PROMPT: Without altering anything, output the material below.

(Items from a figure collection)
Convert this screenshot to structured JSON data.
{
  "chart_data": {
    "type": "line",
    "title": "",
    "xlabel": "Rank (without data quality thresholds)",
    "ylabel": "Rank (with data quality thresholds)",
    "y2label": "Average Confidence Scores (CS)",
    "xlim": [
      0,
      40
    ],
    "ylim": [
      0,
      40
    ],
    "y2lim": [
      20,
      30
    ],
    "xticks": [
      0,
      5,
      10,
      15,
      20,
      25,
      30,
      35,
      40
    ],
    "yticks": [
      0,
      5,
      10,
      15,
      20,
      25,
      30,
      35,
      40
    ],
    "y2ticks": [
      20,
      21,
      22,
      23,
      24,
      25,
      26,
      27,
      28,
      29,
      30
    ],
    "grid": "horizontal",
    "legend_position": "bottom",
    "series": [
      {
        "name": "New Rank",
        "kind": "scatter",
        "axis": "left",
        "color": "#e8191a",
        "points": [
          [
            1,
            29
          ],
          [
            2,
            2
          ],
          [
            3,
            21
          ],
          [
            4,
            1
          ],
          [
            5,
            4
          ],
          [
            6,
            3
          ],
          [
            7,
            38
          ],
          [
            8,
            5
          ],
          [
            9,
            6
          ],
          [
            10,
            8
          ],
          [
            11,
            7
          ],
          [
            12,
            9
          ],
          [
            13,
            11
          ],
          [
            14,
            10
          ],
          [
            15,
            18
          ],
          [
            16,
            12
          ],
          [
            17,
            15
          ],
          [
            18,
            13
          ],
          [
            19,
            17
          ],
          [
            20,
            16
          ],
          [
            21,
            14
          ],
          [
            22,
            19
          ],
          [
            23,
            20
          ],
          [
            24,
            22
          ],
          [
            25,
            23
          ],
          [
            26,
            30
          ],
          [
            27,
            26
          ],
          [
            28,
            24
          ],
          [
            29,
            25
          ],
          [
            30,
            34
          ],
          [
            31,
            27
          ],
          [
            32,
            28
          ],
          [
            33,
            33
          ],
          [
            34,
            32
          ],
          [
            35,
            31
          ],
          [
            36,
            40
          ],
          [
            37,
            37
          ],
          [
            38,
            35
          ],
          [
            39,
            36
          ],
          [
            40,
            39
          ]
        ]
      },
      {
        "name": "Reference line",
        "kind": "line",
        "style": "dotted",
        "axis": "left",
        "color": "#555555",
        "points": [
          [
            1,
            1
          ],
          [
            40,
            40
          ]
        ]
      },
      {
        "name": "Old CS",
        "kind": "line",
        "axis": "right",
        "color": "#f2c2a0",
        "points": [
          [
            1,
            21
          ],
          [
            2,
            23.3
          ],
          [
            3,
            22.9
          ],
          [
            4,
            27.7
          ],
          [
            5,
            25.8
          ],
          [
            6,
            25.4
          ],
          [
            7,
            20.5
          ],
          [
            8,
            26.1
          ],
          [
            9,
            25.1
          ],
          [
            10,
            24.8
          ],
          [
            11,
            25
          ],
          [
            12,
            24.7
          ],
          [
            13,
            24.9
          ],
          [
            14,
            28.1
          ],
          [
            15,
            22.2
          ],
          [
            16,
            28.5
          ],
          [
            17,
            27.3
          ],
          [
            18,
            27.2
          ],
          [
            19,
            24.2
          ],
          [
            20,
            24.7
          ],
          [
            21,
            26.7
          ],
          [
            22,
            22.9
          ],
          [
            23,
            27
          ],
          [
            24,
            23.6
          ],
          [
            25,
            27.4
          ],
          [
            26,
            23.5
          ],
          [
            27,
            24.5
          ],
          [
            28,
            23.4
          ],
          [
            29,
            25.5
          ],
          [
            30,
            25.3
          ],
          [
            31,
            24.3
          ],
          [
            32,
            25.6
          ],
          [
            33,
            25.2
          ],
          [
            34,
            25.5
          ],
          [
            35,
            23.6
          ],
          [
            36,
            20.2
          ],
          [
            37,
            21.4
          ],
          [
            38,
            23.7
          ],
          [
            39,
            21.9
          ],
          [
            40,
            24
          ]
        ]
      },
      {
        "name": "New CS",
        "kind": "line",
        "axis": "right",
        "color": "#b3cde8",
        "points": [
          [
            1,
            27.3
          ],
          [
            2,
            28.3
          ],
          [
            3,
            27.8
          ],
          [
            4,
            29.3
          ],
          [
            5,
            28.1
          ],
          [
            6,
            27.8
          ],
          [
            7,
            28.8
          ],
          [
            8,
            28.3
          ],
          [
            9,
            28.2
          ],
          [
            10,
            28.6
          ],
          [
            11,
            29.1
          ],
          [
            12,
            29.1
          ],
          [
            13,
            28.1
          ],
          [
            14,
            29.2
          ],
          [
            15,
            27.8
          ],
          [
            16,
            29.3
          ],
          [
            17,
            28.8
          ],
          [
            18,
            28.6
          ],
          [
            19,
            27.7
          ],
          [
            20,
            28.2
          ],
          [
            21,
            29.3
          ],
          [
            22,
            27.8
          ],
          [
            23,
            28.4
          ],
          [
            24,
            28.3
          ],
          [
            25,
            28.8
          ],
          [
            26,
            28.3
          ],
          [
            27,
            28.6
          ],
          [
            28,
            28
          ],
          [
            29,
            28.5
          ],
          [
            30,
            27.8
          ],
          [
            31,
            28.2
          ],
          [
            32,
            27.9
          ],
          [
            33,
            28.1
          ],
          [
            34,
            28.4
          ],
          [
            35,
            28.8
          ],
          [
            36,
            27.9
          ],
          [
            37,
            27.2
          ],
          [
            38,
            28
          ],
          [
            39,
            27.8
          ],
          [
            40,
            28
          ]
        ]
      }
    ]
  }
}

ANSWER IN FULL:
Convert this screenshot to structured JSON data.
{
  "chart_data": {
    "type": "line",
    "title": "",
    "xlabel": "Rank (without data quality thresholds)",
    "ylabel": "Rank (with data quality thresholds)",
    "y2label": "Average Confidence Scores (CS)",
    "xlim": [
      0,
      40
    ],
    "ylim": [
      0,
      40
    ],
    "y2lim": [
      20,
      30
    ],
    "xticks": [
      0,
      5,
      10,
      15,
      20,
      25,
      30,
      35,
      40
    ],
    "yticks": [
      0,
      5,
      10,
      15,
      20,
      25,
      30,
      35,
      40
    ],
    "y2ticks": [
      20,
      21,
      22,
      23,
      24,
      25,
      26,
      27,
      28,
      29,
      30
    ],
    "grid": "horizontal",
    "legend_position": "bottom",
    "series": [
      {
        "name": "New Rank",
        "kind": "scatter",
        "axis": "left",
        "color": "#e8191a",
        "points": [
          [
            1,
            29
          ],
          [
            2,
            2
          ],
          [
            3,
            21
          ],
          [
            4,
            1
          ],
          [
            5,
            4
          ],
          [
            6,
            3
          ],
          [
            7,
            38
          ],
          [
            8,
            5
          ],
          [
            9,
            6
          ],
          [
            10,
            8
          ],
          [
            11,
            7
          ],
          [
            12,
            9
          ],
          [
            13,
            11
          ],
          [
            14,
            10
          ],
          [
            15,
            18
          ],
          [
            16,
            12
          ],
          [
            17,
            15
          ],
          [
            18,
            13
          ],
          [
            19,
            17
          ],
          [
            20,
            16
          ],
          [
            21,
            14
          ],
          [
            22,
            19
          ],
          [
            23,
            20
          ],
          [
            24,
            22
          ],
          [
            25,
            23
          ],
          [
            26,
            30
          ],
          [
            27,
            26
          ],
          [
            28,
            24
          ],
          [
            29,
            25
          ],
          [
            30,
            34
          ],
          [
            31,
            27
          ],
          [
            32,
            28
          ],
          [
            33,
            33
          ],
          [
            34,
            32
          ],
          [
            35,
            31
          ],
          [
            36,
            40
          ],
          [
            37,
            37
          ],
          [
            38,
            35
          ],
          [
            39,
            36
          ],
          [
            40,
            39
          ]
        ]
      },
      {
        "name": "Reference line",
        "kind": "line",
        "style": "dotted",
        "axis": "left",
        "color": "#555555",
        "points": [
          [
            1,
            1
          ],
          [
            40,
            40
          ]
        ]
      },
      {
        "name": "Old CS",
        "kind": "line",
        "axis": "right",
        "color": "#f2c2a0",
        "points": [
          [
            1,
            21
          ],
          [
            2,
            23.3
          ],
          [
            3,
            22.9
          ],
          [
            4,
            27.7
          ],
          [
            5,
            25.8
          ],
          [
            6,
            25.4
          ],
          [
            7,
            20.5
          ],
          [
            8,
            26.1
          ],
          [
            9,
            25.1
          ],
          [
            10,
            24.8
          ],
          [
            11,
            25
          ],
          [
            12,
            24.7
          ],
          [
            13,
            24.9
          ],
          [
            14,
            28.1
          ],
          [
            15,
            22.2
          ],
          [
            16,
            28.5
          ],
          [
            17,
            27.3
          ],
          [
            18,
            27.2
          ],
          [
            19,
            24.2
          ],
          [
            20,
            24.7
          ],
          [
            21,
            26.7
          ],
          [
            22,
            22.9
          ],
          [
            23,
            27
          ],
          [
            24,
            23.6
          ],
          [
            25,
            27.4
          ],
          [
            26,
            23.5
          ],
          [
            27,
            24.5
          ],
          [
            28,
            23.4
          ],
          [
            29,
            25.5
          ],
          [
            30,
            25.3
          ],
          [
            31,
            24.3
          ],
          [
            32,
            25.6
          ],
          [
            33,
            25.2
          ],
          [
            34,
            25.5
          ],
          [
            35,
            23.6
          ],
          [
            36,
            20.2
          ],
          [
            37,
            21.4
          ],
          [
            38,
            23.7
          ],
          [
            39,
            21.9
          ],
          [
            40,
            24
          ]
        ]
      },
      {
        "name": "New CS",
        "kind": "line",
        "axis": "right",
        "color": "#b3cde8",
        "points": [
          [
            1,
            27.3
          ],
          [
            2,
            28.3
          ],
          [
            3,
            27.8
          ],
          [
            4,
            29.3
          ],
          [
            5,
            28.1
          ],
          [
            6,
            27.8
          ],
          [
            7,
            28.8
          ],
          [
            8,
            28.3
          ],
          [
            9,
            28.2
          ],
          [
            10,
            28.6
          ],
          [
            11,
            29.1
          ],
          [
            12,
            29.1
          ],
          [
            13,
            28.1
          ],
          [
            14,
            29.2
          ],
          [
            15,
            27.8
          ],
          [
            16,
            29.3
          ],
          [
            17,
            28.8
          ],
          [
            18,
            28.6
          ],
          [
            19,
            27.7
          ],
          [
            20,
            28.2
          ],
          [
            21,
            29.3
          ],
          [
            22,
            27.8
          ],
          [
            23,
            28.4
          ],
          [
            24,
            28.3
          ],
          [
            25,
            28.8
          ],
          [
            26,
            28.3
          ],
          [
            27,
            28.6
          ],
          [
            28,
            28
          ],
          [
            29,
            28.5
          ],
          [
            30,
            27.8
          ],
          [
            31,
            28.2
          ],
          [
            32,
            27.9
          ],
          [
            33,
            28.1
          ],
          [
            34,
            28.4
          ],
          [
            35,
            28.8
          ],
          [
            36,
            27.9
          ],
          [
            37,
            27.2
          ],
          [
            38,
            28
          ],
          [
            39,
            27.8
          ],
          [
            40,
            28
          ]
        ]
      }
    ]
  }
}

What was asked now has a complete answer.